**What is being asked:** Output the entries starting with the line that contains "artist-signature: [666, 1118, 829, 1150]" and going on through the line that contains "painted-forest-illustration: [57, 267, 800, 815]", reproducing each line verbatim.

━━━━━━━━

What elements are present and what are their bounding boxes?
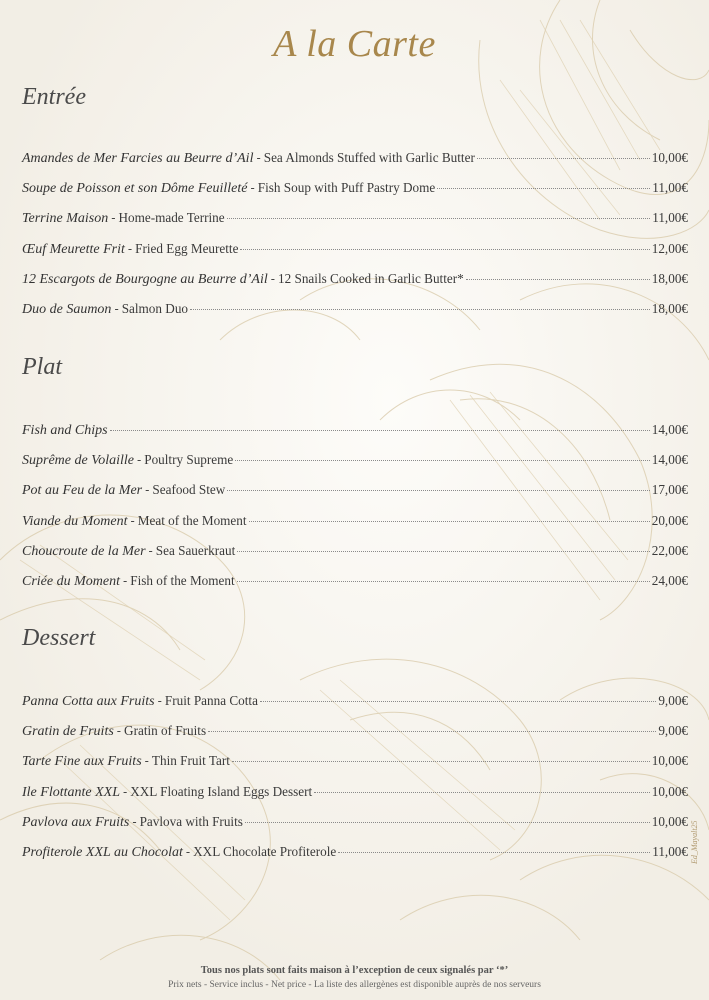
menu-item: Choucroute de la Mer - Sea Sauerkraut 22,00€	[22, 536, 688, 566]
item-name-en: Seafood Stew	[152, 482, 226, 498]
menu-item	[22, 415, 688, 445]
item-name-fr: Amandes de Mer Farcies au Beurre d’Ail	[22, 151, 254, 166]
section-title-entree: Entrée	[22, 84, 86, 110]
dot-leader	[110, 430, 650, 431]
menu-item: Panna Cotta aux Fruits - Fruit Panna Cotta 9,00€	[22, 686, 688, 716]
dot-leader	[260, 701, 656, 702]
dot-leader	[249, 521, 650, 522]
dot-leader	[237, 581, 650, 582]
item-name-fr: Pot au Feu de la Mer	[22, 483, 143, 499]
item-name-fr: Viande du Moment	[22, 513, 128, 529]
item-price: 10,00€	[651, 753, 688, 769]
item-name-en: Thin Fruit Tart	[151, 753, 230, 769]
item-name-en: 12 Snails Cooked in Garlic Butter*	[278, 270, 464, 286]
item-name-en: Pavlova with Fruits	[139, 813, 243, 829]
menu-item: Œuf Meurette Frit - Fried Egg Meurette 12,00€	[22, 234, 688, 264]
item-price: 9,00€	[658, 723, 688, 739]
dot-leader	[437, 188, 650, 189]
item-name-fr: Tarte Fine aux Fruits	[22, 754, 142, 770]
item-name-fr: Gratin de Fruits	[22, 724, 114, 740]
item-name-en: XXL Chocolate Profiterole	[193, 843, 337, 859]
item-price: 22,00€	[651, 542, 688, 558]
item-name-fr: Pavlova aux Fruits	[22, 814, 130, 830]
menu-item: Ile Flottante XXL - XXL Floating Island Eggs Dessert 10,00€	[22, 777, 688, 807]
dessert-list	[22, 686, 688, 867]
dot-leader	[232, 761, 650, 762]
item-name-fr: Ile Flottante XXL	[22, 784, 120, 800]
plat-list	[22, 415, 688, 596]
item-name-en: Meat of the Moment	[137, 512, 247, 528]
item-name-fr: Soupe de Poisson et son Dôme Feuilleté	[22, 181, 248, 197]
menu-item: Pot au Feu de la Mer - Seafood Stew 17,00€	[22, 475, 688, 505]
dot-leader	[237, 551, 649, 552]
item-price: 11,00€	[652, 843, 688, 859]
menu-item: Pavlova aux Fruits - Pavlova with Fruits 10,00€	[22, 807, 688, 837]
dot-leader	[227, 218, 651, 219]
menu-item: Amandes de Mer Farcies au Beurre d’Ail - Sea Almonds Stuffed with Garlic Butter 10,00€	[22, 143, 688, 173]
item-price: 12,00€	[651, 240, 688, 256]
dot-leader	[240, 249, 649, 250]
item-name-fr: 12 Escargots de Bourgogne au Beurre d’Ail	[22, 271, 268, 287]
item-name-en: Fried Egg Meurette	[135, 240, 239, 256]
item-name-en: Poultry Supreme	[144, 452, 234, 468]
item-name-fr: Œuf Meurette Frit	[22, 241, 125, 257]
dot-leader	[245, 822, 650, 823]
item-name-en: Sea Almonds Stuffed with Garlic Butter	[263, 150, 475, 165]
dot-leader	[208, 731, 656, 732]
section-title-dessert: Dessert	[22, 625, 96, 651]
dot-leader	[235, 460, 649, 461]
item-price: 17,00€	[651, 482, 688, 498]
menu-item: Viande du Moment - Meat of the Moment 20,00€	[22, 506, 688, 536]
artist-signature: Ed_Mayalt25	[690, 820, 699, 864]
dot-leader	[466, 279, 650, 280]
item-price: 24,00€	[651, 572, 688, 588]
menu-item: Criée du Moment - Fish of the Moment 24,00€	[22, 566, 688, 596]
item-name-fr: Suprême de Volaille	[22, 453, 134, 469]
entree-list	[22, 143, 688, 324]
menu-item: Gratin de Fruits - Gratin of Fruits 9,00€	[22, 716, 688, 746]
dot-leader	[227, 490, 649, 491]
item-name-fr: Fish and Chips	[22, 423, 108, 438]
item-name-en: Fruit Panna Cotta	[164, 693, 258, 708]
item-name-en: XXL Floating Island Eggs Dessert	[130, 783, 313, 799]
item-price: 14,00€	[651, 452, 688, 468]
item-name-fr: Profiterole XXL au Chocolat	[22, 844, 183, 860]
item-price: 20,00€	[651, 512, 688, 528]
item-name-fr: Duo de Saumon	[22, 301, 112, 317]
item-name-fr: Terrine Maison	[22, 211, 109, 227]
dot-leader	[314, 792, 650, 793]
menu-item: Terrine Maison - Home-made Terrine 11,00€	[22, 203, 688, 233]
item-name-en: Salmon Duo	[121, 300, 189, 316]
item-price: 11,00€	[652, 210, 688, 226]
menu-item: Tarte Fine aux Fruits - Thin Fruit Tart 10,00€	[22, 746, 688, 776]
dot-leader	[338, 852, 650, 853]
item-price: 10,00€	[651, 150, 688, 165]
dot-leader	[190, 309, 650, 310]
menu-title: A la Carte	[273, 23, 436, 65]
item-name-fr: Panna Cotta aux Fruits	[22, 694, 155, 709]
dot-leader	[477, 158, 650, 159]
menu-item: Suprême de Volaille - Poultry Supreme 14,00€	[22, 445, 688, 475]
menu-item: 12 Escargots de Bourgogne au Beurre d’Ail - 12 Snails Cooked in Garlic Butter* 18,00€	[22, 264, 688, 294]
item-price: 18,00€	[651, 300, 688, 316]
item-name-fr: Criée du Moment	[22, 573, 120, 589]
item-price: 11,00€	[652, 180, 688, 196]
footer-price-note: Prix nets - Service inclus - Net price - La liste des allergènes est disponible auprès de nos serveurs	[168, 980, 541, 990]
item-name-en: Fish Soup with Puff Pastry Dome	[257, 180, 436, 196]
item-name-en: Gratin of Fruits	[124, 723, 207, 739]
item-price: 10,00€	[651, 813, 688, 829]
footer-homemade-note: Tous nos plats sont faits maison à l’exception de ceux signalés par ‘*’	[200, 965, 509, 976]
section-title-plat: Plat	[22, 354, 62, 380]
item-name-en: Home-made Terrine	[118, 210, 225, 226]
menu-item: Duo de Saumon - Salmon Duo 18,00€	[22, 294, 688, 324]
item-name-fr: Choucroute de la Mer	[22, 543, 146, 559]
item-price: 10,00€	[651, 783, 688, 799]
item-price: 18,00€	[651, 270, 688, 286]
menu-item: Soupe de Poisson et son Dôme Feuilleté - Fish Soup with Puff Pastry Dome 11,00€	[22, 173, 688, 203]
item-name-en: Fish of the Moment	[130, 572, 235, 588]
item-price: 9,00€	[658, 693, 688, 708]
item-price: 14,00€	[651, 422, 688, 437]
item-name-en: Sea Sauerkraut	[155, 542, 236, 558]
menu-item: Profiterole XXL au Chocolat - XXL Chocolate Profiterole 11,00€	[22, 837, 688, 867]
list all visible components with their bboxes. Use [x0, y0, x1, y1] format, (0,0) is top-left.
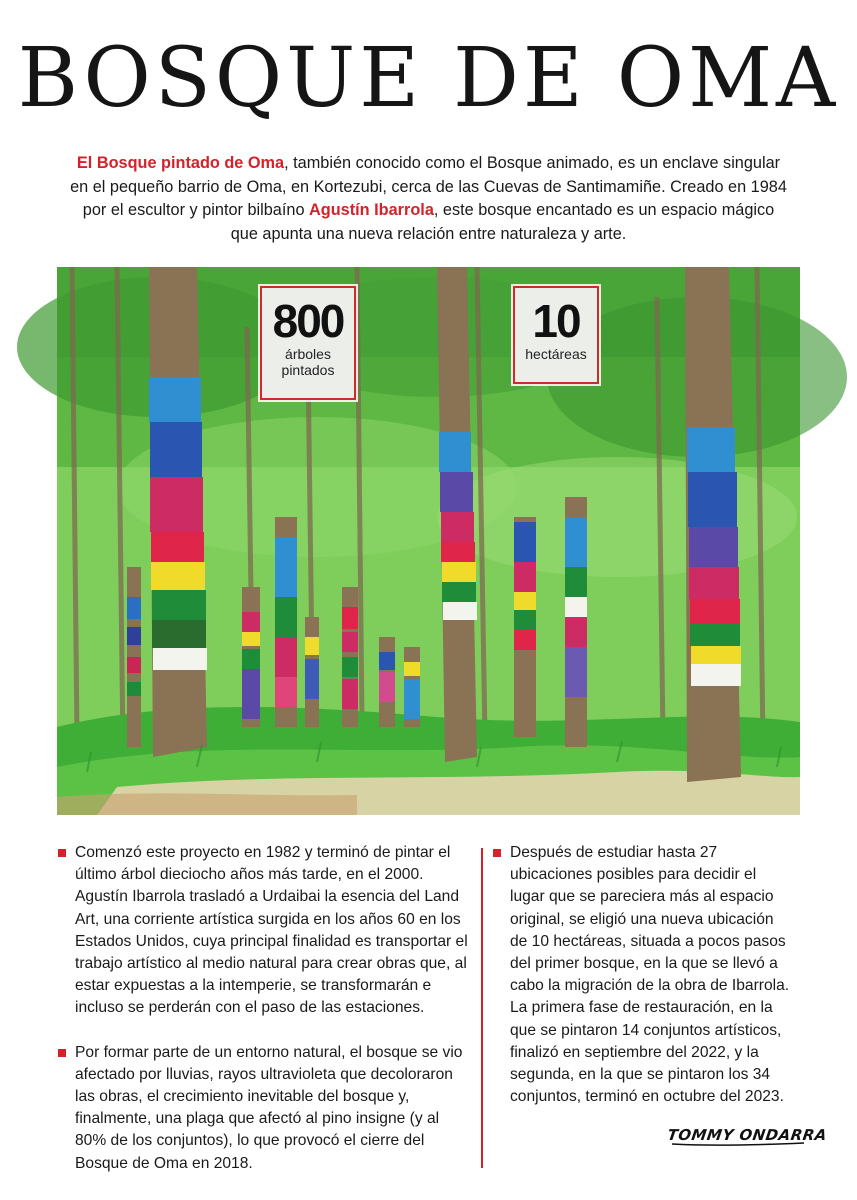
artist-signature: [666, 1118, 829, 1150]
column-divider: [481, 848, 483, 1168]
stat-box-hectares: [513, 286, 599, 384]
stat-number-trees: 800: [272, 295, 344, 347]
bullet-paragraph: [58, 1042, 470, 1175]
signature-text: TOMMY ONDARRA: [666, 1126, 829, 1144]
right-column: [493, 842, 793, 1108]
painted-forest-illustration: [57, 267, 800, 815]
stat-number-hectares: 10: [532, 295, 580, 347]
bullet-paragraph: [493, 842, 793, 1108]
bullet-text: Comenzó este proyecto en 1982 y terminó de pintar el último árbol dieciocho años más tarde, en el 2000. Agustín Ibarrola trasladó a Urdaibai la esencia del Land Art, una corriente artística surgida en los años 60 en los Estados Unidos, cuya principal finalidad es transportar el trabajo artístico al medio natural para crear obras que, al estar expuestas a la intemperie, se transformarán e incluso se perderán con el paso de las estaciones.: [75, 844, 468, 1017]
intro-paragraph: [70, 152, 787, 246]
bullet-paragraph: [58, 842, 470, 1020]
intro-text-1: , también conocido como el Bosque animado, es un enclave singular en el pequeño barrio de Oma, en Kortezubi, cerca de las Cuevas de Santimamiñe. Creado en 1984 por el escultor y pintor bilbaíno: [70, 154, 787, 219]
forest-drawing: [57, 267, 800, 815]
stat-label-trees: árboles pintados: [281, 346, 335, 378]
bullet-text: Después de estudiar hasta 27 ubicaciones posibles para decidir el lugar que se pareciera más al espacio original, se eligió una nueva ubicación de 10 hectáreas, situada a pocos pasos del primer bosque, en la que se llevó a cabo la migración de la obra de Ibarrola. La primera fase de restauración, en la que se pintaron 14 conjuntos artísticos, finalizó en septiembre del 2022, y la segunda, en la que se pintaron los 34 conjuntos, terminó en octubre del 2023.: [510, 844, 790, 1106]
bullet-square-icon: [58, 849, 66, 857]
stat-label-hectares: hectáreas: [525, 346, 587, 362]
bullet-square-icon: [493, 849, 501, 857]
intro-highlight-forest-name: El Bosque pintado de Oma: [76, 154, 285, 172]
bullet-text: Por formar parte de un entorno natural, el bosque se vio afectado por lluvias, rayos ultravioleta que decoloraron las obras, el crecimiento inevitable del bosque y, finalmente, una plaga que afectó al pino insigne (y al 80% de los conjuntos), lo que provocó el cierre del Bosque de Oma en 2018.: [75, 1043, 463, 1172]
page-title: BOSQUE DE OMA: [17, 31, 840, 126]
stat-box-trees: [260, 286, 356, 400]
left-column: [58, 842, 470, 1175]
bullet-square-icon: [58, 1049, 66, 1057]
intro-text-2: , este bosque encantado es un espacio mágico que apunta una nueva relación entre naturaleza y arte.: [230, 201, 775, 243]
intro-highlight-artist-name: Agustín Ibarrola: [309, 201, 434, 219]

━━━━━━━━

**Reply:**
artist-signature: [666, 1118, 829, 1150]
column-divider: [481, 848, 483, 1168]
stat-box-hectares: [513, 286, 599, 384]
stat-number-trees: 800: [272, 295, 344, 347]
bullet-paragraph: [58, 1042, 470, 1175]
signature-text: TOMMY ONDARRA: [666, 1126, 829, 1144]
right-column: [493, 842, 793, 1108]
painted-forest-illustration: [57, 267, 800, 815]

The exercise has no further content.